Exercise requirements =
[A] According to the Teddy Riley interview, why did Riley decide to release his book now?
[B] Please list every artist or figure that Riley, in the Teddy Riley interview, says he would see while growing up.
[C] Extend the Teddy Riley interview, starting right after its final line.

Page =
-- begin --

Chuck “Jigsaw” Creekmur finally links with the genius on numerous matters.

This is important, because Riley looms as the cornerstone of multiple cultural histories at once. He was there in Harlem’s streets and Hip-Hop collided, before heavies like Doug E. Fresh and Kool Moe Dee got on wax. He helped Big Daddy Kane turn into a commercially dominant artist and was ground zero for Pharrell Williams’ success. His talents carried deep into the mainstream with Dangerous-era Michael Jackson, but Creekmur and Riley explain why he did not make it on the Bad album. If the genre has often failed to properly document its own builders, Riley’s memoir feels like a necessary act of testimony. 

Below is an edited interview of the conversation between Chuck “Jigsaw” Creekmur and Teddy Riley, but watch the video for the full, raw version.

Teddy Riley Talks Remember the Times, Michael Jackson, Industry Betrayal And Why Streaming Is “Not The Way To Go”

Chuck Creekmur: You told me about this book more than a year ago, and I’ll be honest, people tell me a lot of things that never happen. But here it is. Why now?

Teddy Riley: Spiritual timing. I felt like I wasn’t ready. We had the book about 12, 12 and a half years. But this is my 40th year in the business, so I said this is the time.

Chuck Creekmur: One of the things that hit me early was your beginnings in New York. A lot of people know the icon, but not the young Teddy Riley in Harlem, in that 1970s and 1980s explosion.

Teddy Riley: Oh yeah. That was around the same time of going to Harlem World. I was going there as a hustler. Being in the streets, we were big fans of all the rappers, whether they made a record or not. There were rappers who never made a record and we were still fans of theirs.

Growing up, I would see Heavy D, Doug E. Fresh, Furious Five, Disco 4 Plus One More, Dr. Jekyll and Mr. Hyde, Andre Harrell. Never knew I would be working with Andre years later. Never knew I’d be working with Big Daddy Kane, Kool Moe Dee. I was there when Kool Moe Dee had the battle with Busy Bee. I was in the building.

Chuck Creekmur: Hip-Hop’s first major battle.

Teddy Riley: Definitely. And I felt like it wasn’t fair. You talking about a party rapper and one of the most educated rappers in the business. It wasn’t fair.

-- end --

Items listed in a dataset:
-- begin --

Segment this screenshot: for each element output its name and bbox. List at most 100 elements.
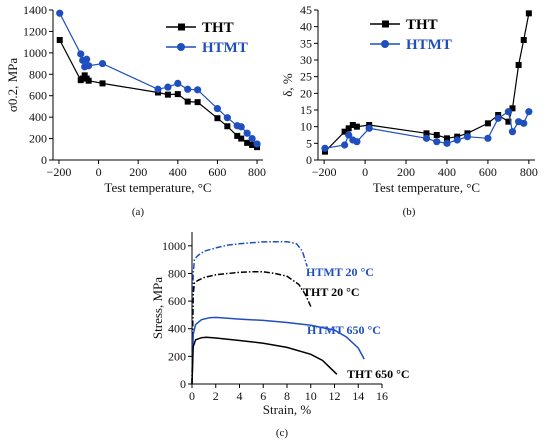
panel-c-caption: (c) — [276, 427, 289, 439]
panel-c-chart: 0 2 4 6 8 10 12 14 16 0 200 400 600 800 1000 Strain, % S… — [150, 232, 410, 417]
panel-a-series-htmt-point — [223, 114, 231, 122]
panel-b-series-tht-point — [433, 132, 440, 138]
panel-a-y-axis-label: σ0.2, MPa — [5, 58, 20, 113]
panel-a-series-tht-point — [184, 98, 191, 105]
panel-a-chart: −200 0 200 400 600 80002004006008001000120014… — [5, 3, 266, 195]
panel-a-x-tick-label: 200 — [129, 165, 147, 179]
panel-a-series-htmt-point — [237, 123, 245, 131]
panel-b-series-htmt-point — [353, 138, 361, 146]
panel-a-series-tht-point — [238, 135, 245, 142]
panel-b-series-htmt-point — [453, 136, 461, 144]
panel-b-x-tick-label: −200 — [312, 165, 337, 179]
panel-b-x-tick-label: 200 — [397, 165, 415, 179]
panel-a-series-tht-point — [85, 77, 92, 84]
panel-c-series-tht-20-c-line — [191, 271, 312, 385]
panel-c-x-tick-label: 10 — [305, 389, 317, 403]
panel-b-y-tick-label: 40 — [300, 20, 312, 34]
panel-a-y-tick-label: 1000 — [23, 46, 47, 60]
panel-c-curve-label-htmt-650-c: HTMT 650 °C — [307, 323, 381, 337]
panel-b-y-tick-label: 0 — [306, 153, 312, 167]
panel-a-x-tick-label: 800 — [248, 165, 266, 179]
panel-a-series-tht-point — [174, 91, 181, 98]
panel-b-legend-htmt-marker — [381, 40, 389, 48]
panel-b-series-htmt-point — [525, 108, 533, 116]
panel-c-y-tick-label: 0 — [180, 377, 186, 391]
panel-b-y-tick-label: 30 — [300, 53, 312, 67]
panel-a-y-tick-label: 600 — [29, 89, 47, 103]
panel-a-series-htmt-point — [164, 83, 172, 91]
panel-c-x-tick-label: 16 — [376, 389, 388, 403]
panel-b-y-tick-label: 25 — [300, 70, 312, 84]
panel-a-series-htmt-point — [77, 50, 85, 58]
panel-b-y-tick-label: 5 — [306, 136, 312, 150]
panel-c-x-tick-label: 8 — [284, 389, 290, 403]
panel-a-series-htmt-point — [98, 59, 107, 68]
panel-a-series-tht-point — [249, 142, 256, 148]
panel-b-series-htmt-point — [494, 114, 502, 122]
panel-a-x-tick-label: 0 — [96, 165, 102, 179]
panel-b-x-tick-label: 600 — [479, 165, 497, 179]
panel-c-series-tht-650-c-line — [191, 336, 338, 385]
panel-a-series-tht-point — [56, 37, 63, 43]
panel-b-series-tht-point — [515, 62, 522, 68]
panel-c-x-tick-label: 4 — [237, 389, 243, 403]
panel-c-x-tick-label: 6 — [260, 389, 266, 403]
panel-a-series-htmt-point — [174, 79, 182, 87]
panel-a-series-htmt-point — [154, 85, 162, 93]
panel-b-series-tht-point — [423, 130, 430, 137]
panel-a-y-tick-label: 1200 — [23, 24, 47, 38]
panel-b-y-tick-label: 10 — [300, 120, 312, 134]
panel-a-series-htmt-point — [194, 86, 202, 94]
panel-b-series-htmt-point — [422, 134, 431, 142]
panel-b-series-htmt-point — [484, 134, 492, 142]
panel-b-series-tht-point — [341, 128, 348, 135]
panel-c-y-tick-label: 200 — [168, 349, 186, 363]
panel-b-chart: −200 0 200 400 600 800051015202530354045Test … — [280, 3, 538, 195]
panel-b-x-tick-label: 400 — [438, 165, 456, 179]
panel-b-series-htmt-point — [365, 124, 373, 132]
panel-b-y-tick-label: 20 — [300, 86, 312, 100]
panel-b-series-tht-point — [345, 125, 352, 132]
panel-b-x-axis-label: Test temperature, °C — [373, 180, 480, 195]
panel-a-legend-tht-label: THT — [202, 20, 234, 36]
panel-c-series-htmt-650-c-line — [191, 316, 365, 385]
panel-b-series-tht-point — [505, 118, 512, 125]
panel-a-series-tht-point — [164, 91, 171, 98]
panel-b-series-tht-point — [443, 135, 450, 142]
panel-a-series-tht-point — [234, 132, 241, 139]
panel-c-x-tick-label: 14 — [352, 389, 364, 403]
panel-a-x-tick-label: 600 — [208, 165, 226, 179]
panel-a-series-htmt-point — [253, 140, 261, 148]
panel-b-series-tht-point — [520, 37, 527, 43]
panel-b-y-axis-label: δ, % — [280, 73, 295, 97]
panel-b-series-tht-point — [353, 123, 360, 130]
panel-b-y-tick-label: 15 — [300, 103, 312, 117]
panel-a-series-htmt-point — [56, 9, 64, 17]
panel-b-caption: (b) — [403, 206, 416, 218]
panel-a-series-htmt-point — [83, 55, 91, 63]
panel-b-series-htmt-point — [345, 131, 353, 139]
panel-b-series-htmt-point — [504, 108, 512, 116]
panel-a-series-htmt-point — [243, 129, 251, 137]
panel-b-series-tht-point — [525, 10, 532, 17]
panel-a-series-tht-point — [81, 72, 88, 79]
panel-b-series-htmt-point — [520, 119, 528, 127]
panel-a-y-tick-label: 800 — [29, 67, 47, 81]
panel-a-y-tick-label: 200 — [29, 132, 47, 146]
panel-c-x-tick-label: 2 — [213, 389, 219, 403]
panel-a-y-tick-label: 1400 — [23, 3, 47, 17]
panel-c-series-htmt-20-c-line — [191, 240, 308, 385]
panel-c-curve-label-htmt-20-c: HTMT 20 °C — [306, 265, 374, 279]
panel-a-legend-tht-marker — [178, 23, 185, 31]
panel-c-y-tick-label: 600 — [168, 294, 186, 308]
panel-a-x-tick-label: 400 — [169, 165, 187, 179]
panel-a-series-tht-point — [79, 75, 86, 82]
panel-a-x-tick-label: −200 — [47, 165, 72, 179]
panel-b-series-htmt-point — [463, 133, 472, 141]
panel-a-series-tht-point — [244, 139, 251, 146]
panel-a-series-tht-point — [224, 123, 231, 130]
panel-b-x-tick-label: 800 — [520, 165, 538, 179]
panel-b-x-tick-label: 0 — [362, 165, 368, 179]
panel-a-legend-htmt-marker — [177, 43, 185, 51]
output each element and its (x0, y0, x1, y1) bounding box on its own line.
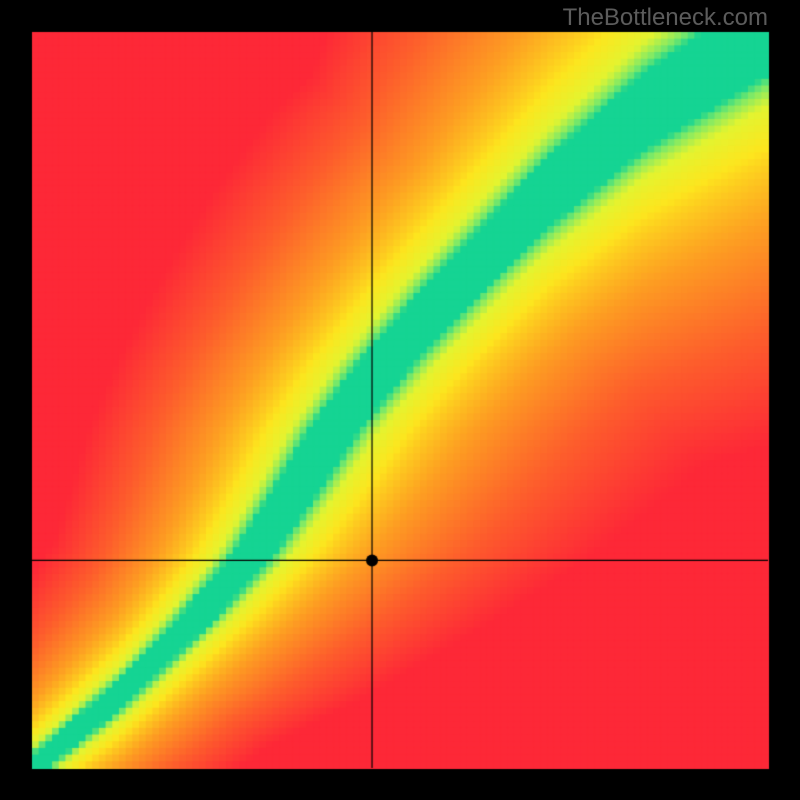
bottleneck-heatmap (0, 0, 800, 800)
watermark-text: TheBottleneck.com (563, 4, 768, 32)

-- end --

Solved tasks =
[A] Riley calls it spiritual timing. He felt he wasn't ready before, even though the book had existed for about 12 to 12 and a half years. This is his 40th year in the business, so he decided it was the time.

[B]
- Heavy D
- Doug E. Fresh
- Furious Five
- Disco 4 Plus One More
- Dr. Jekyll and Mr. Hyde
- Andre Harrell

[C]
Teddy Riley press image - used by permission
Teddy Riley press image – used by permission

Chuck Creekmur: You also mention Rich Porter, Alpo, Doug E. Fresh, D. Ferg, a lot of Uptown names. That’s a wild intersection of music and street history.

Teddy Riley: Rich Porter and I went to Martin Luther King, along with Doug E. Fresh, D. Ferg and a lot of other street celebrities. Uptown celebrities. We all used to go to the Rooftop, which used to be just a roller skating rink until we developed it to be a record label.

We signed Kool Moe Dee, Rap’s New Generation, Classical Two. Kids at Work before Kids at Work, we were called something else. Then I was in another band called Total Climax. None of those records made it. That’s what made me quit doing R&B and stay with rap and just working with everybody in the projects.

Chuck Creekmur: That’s important, because people think of you as R&B royalty, but you saw yourself as a Hip-Hop producer first.

Teddy Riley: Oh yeah. We were Hip-Hop before we even got into the business.

Chuck Creekmur: You even said you felt overlooked during Hip-Hop’s 50th anniversary celebrations.

Teddy Riley: We wasn’t recognized. Wreckx-n-Effect wasn’t recognized, and we sold more records than a lot of people that was on the list. We weren’t invited to any of the events, the ceremony. I guess, and I’ll put it the way the guys put it, they invite us when they see us. Out of sight, out of mind.

A lot of people felt a way about the 50th. I don’t think it was anyone’s fault. I just think the wrong people were driving the car.

Chuck Creekmur: But you did get one meaningful call.

Teddy Riley: Lyor. He was probably the only one to acknowledge that I belong, because he did call me personally. That’s one person who really acknowledged me.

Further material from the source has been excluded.